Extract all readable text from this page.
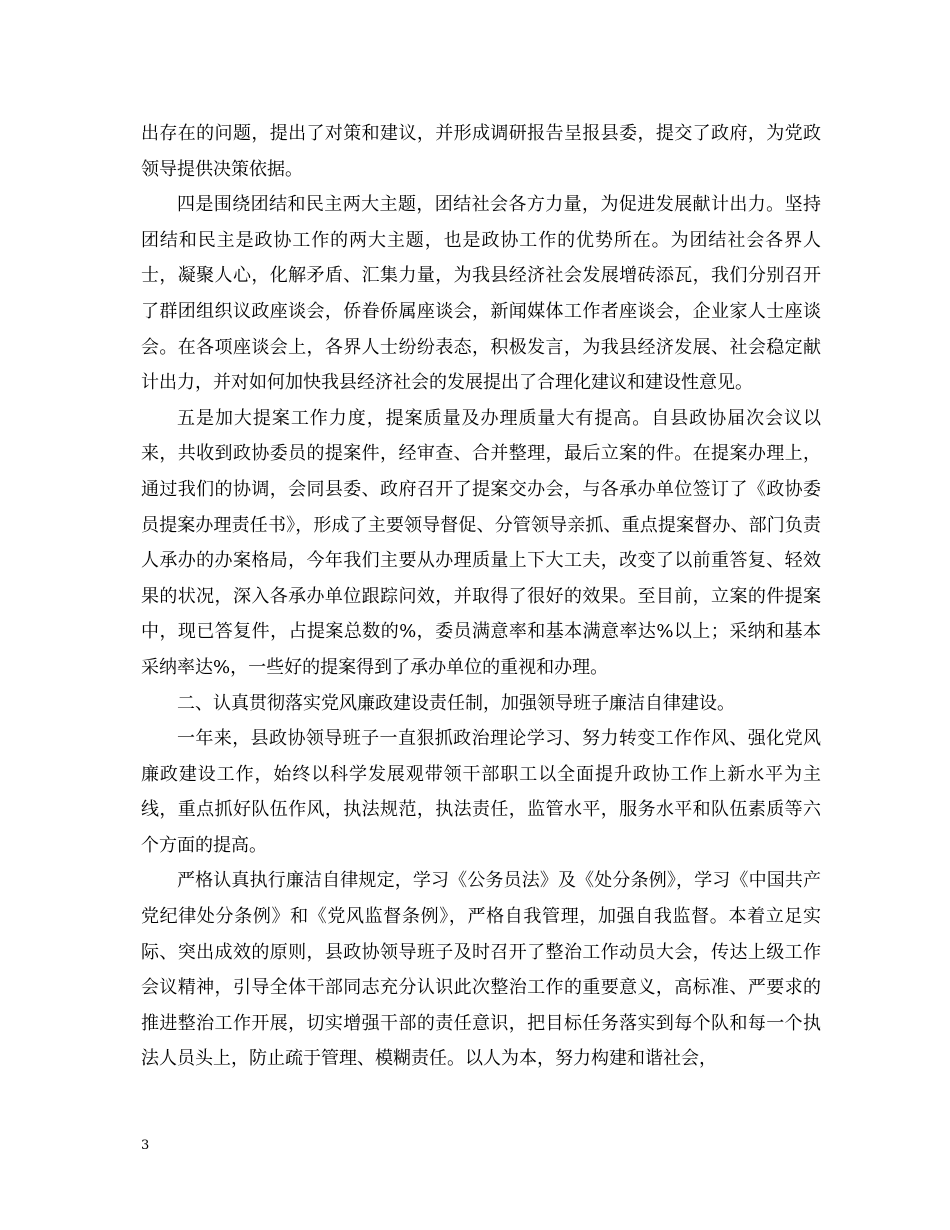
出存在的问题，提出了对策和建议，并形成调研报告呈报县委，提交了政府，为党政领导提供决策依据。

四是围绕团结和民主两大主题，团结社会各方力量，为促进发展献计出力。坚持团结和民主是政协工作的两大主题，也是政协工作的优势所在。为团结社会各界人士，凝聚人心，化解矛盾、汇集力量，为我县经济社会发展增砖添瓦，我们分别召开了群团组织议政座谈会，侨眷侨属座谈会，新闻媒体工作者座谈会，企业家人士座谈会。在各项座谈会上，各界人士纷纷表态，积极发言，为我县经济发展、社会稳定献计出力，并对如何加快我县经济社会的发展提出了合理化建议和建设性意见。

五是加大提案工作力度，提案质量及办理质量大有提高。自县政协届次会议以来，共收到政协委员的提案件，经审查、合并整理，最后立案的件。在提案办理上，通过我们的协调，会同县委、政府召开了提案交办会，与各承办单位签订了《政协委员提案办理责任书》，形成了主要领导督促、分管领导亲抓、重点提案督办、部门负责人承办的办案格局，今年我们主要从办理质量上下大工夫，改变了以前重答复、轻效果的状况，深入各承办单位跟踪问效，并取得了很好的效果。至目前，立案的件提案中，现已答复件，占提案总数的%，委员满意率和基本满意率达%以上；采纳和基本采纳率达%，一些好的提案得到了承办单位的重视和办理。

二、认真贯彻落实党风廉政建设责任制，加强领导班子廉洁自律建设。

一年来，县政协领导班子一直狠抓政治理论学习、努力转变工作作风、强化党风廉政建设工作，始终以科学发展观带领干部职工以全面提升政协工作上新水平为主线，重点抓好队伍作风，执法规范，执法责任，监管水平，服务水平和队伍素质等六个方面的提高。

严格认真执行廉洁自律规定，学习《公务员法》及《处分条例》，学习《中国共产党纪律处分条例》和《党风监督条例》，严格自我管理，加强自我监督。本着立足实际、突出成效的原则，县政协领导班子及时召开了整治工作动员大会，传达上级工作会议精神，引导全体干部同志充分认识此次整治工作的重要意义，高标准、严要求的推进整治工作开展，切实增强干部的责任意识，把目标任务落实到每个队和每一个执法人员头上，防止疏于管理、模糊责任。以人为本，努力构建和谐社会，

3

==

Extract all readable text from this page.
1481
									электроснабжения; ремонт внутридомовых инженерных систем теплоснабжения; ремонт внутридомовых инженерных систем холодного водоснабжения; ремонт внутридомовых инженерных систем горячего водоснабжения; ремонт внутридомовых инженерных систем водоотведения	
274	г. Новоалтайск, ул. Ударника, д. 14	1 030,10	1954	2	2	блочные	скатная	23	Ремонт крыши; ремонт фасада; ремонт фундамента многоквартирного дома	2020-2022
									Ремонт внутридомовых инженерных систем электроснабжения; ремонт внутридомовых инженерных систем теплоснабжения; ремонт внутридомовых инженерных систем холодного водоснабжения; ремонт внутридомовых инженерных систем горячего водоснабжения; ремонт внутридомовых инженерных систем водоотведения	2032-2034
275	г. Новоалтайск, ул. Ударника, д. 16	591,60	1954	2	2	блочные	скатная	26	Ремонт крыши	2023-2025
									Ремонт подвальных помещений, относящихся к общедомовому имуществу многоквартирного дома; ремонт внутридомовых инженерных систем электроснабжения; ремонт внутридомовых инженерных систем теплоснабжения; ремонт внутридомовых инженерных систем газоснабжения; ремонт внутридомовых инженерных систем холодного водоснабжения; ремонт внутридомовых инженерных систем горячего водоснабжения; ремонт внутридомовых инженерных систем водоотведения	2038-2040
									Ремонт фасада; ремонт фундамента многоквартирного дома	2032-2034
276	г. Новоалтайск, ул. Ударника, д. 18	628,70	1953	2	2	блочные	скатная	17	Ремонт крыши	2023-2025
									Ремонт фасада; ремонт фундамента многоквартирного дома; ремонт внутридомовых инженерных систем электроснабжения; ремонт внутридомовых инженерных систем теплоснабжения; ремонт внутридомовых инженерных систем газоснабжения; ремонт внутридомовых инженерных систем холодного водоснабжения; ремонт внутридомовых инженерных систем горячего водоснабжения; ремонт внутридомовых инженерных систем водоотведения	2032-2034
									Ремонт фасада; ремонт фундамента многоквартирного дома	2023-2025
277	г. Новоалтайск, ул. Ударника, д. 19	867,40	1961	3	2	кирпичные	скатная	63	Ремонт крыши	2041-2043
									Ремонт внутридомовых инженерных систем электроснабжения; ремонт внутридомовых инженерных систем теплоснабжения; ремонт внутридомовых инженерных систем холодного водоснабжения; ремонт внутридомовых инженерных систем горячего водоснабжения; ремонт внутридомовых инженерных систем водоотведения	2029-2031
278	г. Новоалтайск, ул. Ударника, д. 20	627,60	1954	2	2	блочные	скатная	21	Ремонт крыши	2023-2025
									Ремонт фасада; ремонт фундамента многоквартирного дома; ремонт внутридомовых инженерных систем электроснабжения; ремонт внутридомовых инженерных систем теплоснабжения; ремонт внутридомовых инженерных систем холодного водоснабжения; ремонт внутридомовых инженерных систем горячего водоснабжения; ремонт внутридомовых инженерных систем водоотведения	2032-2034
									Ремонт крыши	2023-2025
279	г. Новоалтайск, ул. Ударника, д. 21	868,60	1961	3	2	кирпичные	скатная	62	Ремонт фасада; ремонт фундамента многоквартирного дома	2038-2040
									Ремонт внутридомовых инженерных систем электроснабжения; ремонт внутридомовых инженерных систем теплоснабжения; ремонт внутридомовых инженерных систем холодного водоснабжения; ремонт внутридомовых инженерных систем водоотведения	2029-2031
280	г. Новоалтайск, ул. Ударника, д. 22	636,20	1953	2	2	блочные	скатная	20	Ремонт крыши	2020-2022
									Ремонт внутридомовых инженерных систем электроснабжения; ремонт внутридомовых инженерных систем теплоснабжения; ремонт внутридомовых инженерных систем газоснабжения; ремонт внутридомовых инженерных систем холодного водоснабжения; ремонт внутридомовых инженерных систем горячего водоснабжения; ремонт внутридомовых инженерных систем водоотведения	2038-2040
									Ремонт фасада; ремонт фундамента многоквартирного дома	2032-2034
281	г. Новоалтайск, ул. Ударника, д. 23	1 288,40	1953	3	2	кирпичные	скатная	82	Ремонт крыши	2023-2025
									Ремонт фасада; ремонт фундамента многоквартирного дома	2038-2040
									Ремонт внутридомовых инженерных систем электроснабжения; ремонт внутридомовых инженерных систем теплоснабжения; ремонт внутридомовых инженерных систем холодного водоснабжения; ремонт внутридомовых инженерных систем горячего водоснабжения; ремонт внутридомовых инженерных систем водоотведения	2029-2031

...

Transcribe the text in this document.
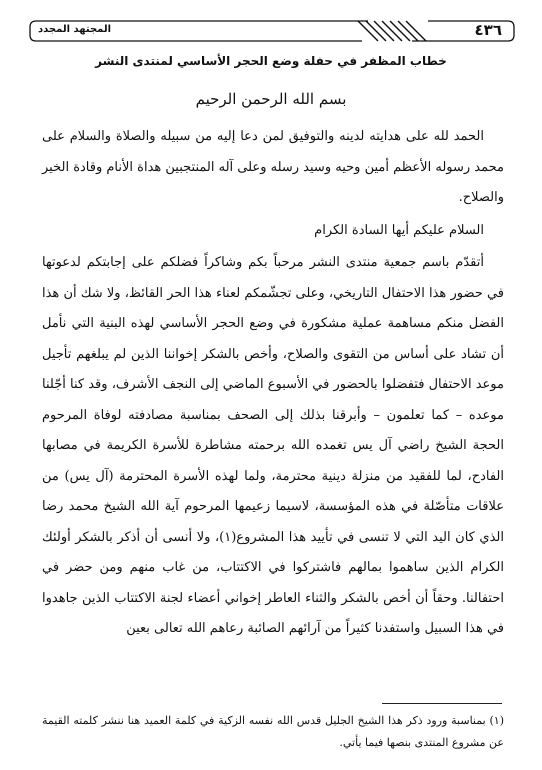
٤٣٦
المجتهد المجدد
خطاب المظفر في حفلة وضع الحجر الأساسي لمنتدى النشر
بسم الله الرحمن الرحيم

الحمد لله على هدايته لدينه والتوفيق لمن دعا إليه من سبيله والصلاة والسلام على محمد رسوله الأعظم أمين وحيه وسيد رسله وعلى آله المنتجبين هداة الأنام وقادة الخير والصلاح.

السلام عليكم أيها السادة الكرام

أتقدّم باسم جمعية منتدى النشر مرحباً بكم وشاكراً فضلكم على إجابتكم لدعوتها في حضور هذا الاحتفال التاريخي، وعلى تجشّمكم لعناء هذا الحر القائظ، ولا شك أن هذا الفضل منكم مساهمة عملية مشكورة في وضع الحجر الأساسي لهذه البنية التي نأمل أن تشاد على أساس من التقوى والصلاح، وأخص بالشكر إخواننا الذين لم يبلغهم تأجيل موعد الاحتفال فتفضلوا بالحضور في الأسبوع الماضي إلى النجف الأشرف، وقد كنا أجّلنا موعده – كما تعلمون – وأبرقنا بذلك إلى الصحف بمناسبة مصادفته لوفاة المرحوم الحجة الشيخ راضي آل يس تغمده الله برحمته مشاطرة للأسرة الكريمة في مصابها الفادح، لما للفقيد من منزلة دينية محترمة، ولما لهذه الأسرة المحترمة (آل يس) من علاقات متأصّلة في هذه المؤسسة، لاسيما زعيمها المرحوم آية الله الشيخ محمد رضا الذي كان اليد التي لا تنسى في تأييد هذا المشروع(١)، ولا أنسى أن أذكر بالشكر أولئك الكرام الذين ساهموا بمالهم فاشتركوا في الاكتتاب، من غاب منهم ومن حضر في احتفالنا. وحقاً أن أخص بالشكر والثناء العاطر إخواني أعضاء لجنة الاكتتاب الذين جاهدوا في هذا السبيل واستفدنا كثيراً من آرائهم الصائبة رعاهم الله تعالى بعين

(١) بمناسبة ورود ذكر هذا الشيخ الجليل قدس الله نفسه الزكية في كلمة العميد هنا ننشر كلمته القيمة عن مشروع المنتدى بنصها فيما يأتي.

■ WRITTEN EXERCISE
Go through the listing above and pull out each line containing the word "кирпичные".

■ SOLUTION FOR THIS TASK
277	г. Новоалтайск, ул. Ударника, д. 19	867,40	1961	3	2	кирпичные	скатная	63	Ремонт крыши	2041-2043
279	г. Новоалтайск, ул. Ударника, д. 21	868,60	1961	3	2	кирпичные	скатная	62	Ремонт фасада; ремонт фундамента многоквартирного дома	2038-2040
281	г. Новоалтайск, ул. Ударника, д. 23	1 288,40	1953	3	2	кирпичные	скатная	82	Ремонт крыши	2023-2025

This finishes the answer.